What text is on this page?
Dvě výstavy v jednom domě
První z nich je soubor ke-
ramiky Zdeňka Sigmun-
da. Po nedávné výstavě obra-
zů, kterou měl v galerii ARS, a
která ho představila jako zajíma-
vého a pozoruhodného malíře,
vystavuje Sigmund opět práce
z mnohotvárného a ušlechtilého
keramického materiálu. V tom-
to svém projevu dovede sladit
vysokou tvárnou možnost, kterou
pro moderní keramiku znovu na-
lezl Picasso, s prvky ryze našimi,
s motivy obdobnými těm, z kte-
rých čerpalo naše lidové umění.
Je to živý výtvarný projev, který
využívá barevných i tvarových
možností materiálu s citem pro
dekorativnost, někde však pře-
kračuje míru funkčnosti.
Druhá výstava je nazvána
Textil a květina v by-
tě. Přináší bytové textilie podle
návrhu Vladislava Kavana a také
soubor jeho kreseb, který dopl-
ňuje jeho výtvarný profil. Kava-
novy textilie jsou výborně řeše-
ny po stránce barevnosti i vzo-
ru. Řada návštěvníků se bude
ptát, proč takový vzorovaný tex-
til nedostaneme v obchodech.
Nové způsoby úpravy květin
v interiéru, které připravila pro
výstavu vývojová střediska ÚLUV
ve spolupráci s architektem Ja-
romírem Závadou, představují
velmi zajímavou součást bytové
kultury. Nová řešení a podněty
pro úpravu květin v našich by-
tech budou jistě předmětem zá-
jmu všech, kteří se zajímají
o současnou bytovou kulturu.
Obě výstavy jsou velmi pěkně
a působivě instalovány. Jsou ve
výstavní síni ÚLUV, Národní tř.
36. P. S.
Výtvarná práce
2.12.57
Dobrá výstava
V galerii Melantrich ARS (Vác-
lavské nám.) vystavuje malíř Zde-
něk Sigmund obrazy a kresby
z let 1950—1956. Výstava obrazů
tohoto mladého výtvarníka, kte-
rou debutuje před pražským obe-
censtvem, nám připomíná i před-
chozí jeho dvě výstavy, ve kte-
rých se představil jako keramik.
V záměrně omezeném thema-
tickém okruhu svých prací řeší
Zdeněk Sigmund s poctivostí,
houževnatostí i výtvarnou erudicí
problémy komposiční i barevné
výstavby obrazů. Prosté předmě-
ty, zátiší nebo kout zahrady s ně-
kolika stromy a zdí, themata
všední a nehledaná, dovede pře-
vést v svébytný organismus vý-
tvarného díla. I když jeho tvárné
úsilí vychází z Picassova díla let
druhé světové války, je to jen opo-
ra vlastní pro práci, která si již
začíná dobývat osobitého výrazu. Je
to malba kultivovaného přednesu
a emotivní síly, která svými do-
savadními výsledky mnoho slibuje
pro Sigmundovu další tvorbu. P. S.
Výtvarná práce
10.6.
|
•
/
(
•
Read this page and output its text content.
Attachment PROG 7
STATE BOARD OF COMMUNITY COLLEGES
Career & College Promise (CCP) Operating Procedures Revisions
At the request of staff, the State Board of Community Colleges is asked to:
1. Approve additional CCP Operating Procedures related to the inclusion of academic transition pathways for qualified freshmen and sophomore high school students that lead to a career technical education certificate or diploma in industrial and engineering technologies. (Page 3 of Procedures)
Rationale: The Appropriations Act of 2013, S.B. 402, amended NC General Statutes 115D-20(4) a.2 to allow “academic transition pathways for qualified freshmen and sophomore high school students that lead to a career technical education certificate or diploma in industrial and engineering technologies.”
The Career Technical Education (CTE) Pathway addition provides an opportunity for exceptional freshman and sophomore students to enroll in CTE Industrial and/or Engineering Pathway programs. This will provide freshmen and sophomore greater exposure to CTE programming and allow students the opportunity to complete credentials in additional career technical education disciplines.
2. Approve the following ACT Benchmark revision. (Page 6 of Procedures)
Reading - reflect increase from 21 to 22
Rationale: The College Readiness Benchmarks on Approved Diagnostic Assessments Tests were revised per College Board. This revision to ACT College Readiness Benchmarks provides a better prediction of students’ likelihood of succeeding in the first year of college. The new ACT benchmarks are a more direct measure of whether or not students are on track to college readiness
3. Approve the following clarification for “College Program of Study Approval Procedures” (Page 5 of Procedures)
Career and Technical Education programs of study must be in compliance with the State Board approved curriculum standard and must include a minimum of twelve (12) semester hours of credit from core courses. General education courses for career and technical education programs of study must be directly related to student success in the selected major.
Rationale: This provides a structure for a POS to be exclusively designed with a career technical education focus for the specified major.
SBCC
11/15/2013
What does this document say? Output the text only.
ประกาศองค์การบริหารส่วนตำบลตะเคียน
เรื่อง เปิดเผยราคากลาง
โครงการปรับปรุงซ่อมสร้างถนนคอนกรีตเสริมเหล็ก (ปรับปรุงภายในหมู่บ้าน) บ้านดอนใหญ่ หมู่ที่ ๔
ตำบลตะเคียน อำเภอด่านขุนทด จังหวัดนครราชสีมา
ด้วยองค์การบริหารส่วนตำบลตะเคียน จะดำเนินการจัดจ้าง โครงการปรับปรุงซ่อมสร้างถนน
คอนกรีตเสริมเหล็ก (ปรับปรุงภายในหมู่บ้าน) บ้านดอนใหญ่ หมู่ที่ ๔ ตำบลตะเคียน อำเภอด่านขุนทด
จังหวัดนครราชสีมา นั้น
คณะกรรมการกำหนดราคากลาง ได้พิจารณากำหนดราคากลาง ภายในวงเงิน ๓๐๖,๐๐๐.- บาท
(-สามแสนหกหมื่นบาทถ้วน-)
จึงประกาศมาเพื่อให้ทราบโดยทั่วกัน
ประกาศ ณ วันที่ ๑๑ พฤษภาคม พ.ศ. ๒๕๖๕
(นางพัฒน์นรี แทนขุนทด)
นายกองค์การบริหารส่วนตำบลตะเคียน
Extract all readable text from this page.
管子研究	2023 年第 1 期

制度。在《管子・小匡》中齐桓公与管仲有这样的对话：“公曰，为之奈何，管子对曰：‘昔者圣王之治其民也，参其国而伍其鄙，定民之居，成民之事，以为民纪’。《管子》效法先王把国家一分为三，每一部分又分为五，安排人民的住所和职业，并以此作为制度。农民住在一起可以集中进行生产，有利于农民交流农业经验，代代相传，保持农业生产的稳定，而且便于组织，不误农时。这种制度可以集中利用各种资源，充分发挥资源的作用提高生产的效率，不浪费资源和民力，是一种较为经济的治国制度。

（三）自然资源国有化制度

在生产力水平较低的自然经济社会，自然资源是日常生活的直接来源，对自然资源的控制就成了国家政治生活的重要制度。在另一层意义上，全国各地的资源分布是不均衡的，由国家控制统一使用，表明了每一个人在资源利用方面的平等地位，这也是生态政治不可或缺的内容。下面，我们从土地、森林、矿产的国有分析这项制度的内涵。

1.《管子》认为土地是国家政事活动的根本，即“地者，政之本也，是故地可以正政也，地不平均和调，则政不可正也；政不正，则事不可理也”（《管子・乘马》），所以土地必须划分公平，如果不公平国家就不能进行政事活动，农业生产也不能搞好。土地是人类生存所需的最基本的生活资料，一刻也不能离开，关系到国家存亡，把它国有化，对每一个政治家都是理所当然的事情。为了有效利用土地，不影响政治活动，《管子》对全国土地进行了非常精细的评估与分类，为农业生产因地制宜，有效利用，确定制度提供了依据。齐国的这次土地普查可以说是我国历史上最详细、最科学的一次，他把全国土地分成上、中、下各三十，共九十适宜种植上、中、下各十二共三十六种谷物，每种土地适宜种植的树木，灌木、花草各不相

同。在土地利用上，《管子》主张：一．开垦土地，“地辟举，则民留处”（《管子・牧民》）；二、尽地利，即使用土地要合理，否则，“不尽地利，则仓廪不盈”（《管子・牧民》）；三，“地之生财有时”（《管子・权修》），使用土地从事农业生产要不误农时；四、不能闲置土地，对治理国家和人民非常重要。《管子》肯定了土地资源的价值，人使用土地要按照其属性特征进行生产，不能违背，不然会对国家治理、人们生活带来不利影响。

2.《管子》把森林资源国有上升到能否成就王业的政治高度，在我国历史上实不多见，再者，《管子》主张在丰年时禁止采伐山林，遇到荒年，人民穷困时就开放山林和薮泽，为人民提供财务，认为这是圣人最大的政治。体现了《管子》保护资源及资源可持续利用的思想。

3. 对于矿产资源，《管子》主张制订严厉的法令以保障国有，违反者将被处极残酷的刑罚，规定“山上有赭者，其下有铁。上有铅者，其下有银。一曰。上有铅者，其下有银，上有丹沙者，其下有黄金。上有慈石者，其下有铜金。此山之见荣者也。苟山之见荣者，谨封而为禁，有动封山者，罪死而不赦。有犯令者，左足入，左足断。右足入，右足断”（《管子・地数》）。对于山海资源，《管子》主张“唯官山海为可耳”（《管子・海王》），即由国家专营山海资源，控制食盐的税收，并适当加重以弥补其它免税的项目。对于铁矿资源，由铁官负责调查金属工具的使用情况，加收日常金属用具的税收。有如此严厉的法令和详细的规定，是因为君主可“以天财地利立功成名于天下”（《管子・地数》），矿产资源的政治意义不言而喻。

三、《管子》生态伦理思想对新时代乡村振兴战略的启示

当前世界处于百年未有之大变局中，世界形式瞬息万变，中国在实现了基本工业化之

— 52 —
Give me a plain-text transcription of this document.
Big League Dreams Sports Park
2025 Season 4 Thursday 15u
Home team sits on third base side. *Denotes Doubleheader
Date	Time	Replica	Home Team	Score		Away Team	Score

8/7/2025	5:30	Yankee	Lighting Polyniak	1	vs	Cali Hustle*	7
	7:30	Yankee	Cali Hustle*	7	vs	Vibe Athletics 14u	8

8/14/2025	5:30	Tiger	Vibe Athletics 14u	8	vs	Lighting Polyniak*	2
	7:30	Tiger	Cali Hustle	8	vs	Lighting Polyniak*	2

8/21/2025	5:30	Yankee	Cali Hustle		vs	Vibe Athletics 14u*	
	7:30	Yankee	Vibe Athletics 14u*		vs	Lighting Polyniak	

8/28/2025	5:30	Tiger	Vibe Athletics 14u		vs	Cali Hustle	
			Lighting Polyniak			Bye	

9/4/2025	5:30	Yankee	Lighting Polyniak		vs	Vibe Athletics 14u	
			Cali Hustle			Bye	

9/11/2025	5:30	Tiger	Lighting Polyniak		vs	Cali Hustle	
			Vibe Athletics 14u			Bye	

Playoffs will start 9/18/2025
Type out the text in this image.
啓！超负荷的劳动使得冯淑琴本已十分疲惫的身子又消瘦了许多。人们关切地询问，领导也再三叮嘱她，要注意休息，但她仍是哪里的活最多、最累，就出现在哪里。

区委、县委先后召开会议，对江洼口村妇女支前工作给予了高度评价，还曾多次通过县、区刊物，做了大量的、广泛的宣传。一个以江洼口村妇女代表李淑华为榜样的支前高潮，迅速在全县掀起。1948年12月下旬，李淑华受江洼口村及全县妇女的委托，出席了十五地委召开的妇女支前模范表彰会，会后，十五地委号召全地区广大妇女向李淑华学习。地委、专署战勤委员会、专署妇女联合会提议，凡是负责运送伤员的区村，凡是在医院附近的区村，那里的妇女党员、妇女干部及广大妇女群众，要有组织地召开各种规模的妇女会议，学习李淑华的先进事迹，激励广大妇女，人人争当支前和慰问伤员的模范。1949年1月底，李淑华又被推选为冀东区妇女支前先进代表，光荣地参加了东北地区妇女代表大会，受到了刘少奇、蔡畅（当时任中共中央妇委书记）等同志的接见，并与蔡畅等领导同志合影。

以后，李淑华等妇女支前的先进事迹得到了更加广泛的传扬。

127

⁂

Given problem:
Find all lines where the word "Hustle" appears. Copy them.

Task response:
8/7/2025	5:30	Yankee	Lighting Polyniak	1	vs	Cali Hustle*	7
	7:30	Yankee	Cali Hustle*	7	vs	Vibe Athletics 14u	8
	7:30	Tiger	Cali Hustle	8	vs	Lighting Polyniak*	2
8/21/2025	5:30	Yankee	Cali Hustle		vs	Vibe Athletics 14u*	
8/28/2025	5:30	Tiger	Vibe Athletics 14u		vs	Cali Hustle	
			Cali Hustle			Bye	
9/11/2025	5:30	Tiger	Lighting Polyniak		vs	Cali Hustle	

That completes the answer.